[Data entries]
================================

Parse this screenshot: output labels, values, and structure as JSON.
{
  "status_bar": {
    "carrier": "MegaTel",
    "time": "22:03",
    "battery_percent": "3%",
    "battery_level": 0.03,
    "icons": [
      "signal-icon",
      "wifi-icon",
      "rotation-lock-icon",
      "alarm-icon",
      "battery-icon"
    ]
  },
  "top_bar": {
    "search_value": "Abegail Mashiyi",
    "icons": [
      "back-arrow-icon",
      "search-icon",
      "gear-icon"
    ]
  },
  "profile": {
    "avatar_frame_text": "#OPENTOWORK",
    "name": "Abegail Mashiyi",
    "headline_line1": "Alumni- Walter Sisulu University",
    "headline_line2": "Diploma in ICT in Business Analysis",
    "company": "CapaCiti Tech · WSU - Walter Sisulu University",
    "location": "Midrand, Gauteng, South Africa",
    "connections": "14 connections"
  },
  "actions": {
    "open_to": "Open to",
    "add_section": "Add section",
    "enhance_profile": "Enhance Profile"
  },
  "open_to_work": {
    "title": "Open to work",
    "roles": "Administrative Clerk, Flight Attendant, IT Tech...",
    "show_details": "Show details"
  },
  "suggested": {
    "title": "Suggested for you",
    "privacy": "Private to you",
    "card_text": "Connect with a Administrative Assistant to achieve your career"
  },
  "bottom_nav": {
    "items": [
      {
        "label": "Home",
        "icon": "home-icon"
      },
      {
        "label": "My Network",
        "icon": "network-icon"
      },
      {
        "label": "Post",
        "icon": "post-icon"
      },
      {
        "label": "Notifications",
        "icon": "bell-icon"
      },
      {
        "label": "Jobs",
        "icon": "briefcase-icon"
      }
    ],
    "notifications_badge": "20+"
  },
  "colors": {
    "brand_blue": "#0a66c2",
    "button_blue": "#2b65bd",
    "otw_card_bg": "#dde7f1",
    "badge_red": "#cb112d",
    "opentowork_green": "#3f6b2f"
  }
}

================================

The problem:
Search the entries for the word "Tech" and pick out every line that holds it.

Solution:
    "company": "CapaCiti Tech · WSU - Walter Sisulu University",
    "roles": "Administrative Clerk, Flight Attendant, IT Tech...",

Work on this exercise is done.